▸ Short exercise: Write out the records that appear below, verbatim and complete, but without pictures.

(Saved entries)

>> Start

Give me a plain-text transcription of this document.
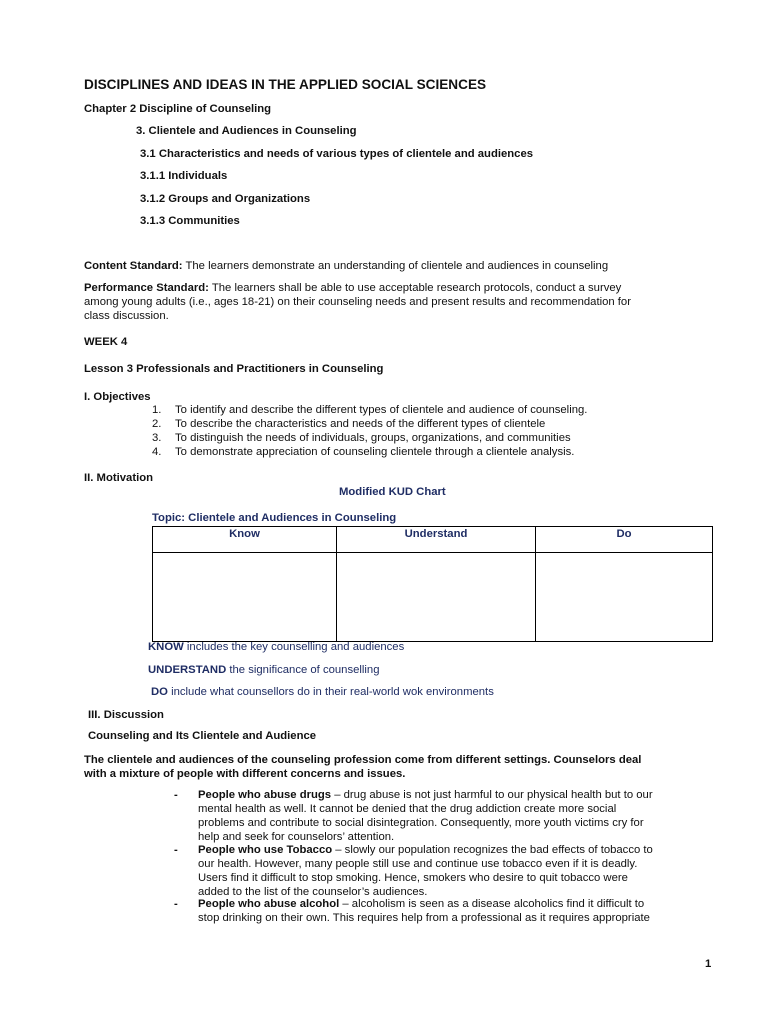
DISCIPLINES AND IDEAS IN THE APPLIED SOCIAL SCIENCES

Chapter 2 Discipline of Counseling

3. Clientele and Audiences in Counseling

3.1 Characteristics and needs of various types of clientele and audiences

3.1.1 Individuals

3.1.2 Groups and Organizations

3.1.3 Communities

Content Standard: The learners demonstrate an understanding of clientele and audiences in counseling

Performance Standard: The learners shall be able to use acceptable research protocols, conduct a survey

among young adults (i.e., ages 18-21) on their counseling needs and present results and recommendation for

class discussion.

WEEK 4

Lesson 3 Professionals and Practitioners in Counseling

I. Objectives

1. To identify and describe the different types of clientele and audience of counseling.
2. To describe the characteristics and needs of the different types of clientele
3. To distinguish the needs of individuals, groups, organizations, and communities
4. To demonstrate appreciation of counseling clientele through a clientele analysis.

II. Motivation

Modified KUD Chart

Topic: Clientele and Audiences in Counseling

Know	Understand	Do

KNOW includes the key counselling and audiences

UNDERSTAND the significance of counselling

DO include what counsellors do in their real-world wok environments

III. Discussion

Counseling and Its Clientele and Audience

The clientele and audiences of the counseling profession come from different settings. Counselors deal

with a mixture of people with different concerns and issues.

- People who abuse drugs – drug abuse is not just harmful to our physical health but to our
mental health as well. It cannot be denied that the drug addiction create more social
problems and contribute to social disintegration. Consequently, more youth victims cry for
help and seek for counselors’ attention.
- People who use Tobacco – slowly our population recognizes the bad effects of tobacco to
our health. However, many people still use and continue use tobacco even if it is deadly.
Users find it difficult to stop smoking. Hence, smokers who desire to quit tobacco were
added to the list of the counselor’s audiences.
- People who abuse alcohol – alcoholism is seen as a disease alcoholics find it difficult to
stop drinking on their own. This requires help from a professional as it requires appropriate

1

>> End

▸ Answer to the exercise:
Give me a plain-text transcription of this document.
DISCIPLINES AND IDEAS IN THE APPLIED SOCIAL SCIENCES

Chapter 2 Discipline of Counseling

3. Clientele and Audiences in Counseling

3.1 Characteristics and needs of various types of clientele and audiences

3.1.1 Individuals

3.1.2 Groups and Organizations

3.1.3 Communities

Content Standard: The learners demonstrate an understanding of clientele and audiences in counseling

Performance Standard: The learners shall be able to use acceptable research protocols, conduct a survey

among young adults (i.e., ages 18-21) on their counseling needs and present results and recommendation for

class discussion.

WEEK 4

Lesson 3 Professionals and Practitioners in Counseling

I. Objectives

1. To identify and describe the different types of clientele and audience of counseling.
2. To describe the characteristics and needs of the different types of clientele
3. To distinguish the needs of individuals, groups, organizations, and communities
4. To demonstrate appreciation of counseling clientele through a clientele analysis.

II. Motivation

Modified KUD Chart

Topic: Clientele and Audiences in Counseling

Know	Understand	Do

KNOW includes the key counselling and audiences

UNDERSTAND the significance of counselling

DO include what counsellors do in their real-world wok environments

III. Discussion

Counseling and Its Clientele and Audience

The clientele and audiences of the counseling profession come from different settings. Counselors deal

with a mixture of people with different concerns and issues.

- People who abuse drugs – drug abuse is not just harmful to our physical health but to our
mental health as well. It cannot be denied that the drug addiction create more social
problems and contribute to social disintegration. Consequently, more youth victims cry for
help and seek for counselors’ attention.
- People who use Tobacco – slowly our population recognizes the bad effects of tobacco to
our health. However, many people still use and continue use tobacco even if it is deadly.
Users find it difficult to stop smoking. Hence, smokers who desire to quit tobacco were
added to the list of the counselor’s audiences.
- People who abuse alcohol – alcoholism is seen as a disease alcoholics find it difficult to
stop drinking on their own. This requires help from a professional as it requires appropriate

1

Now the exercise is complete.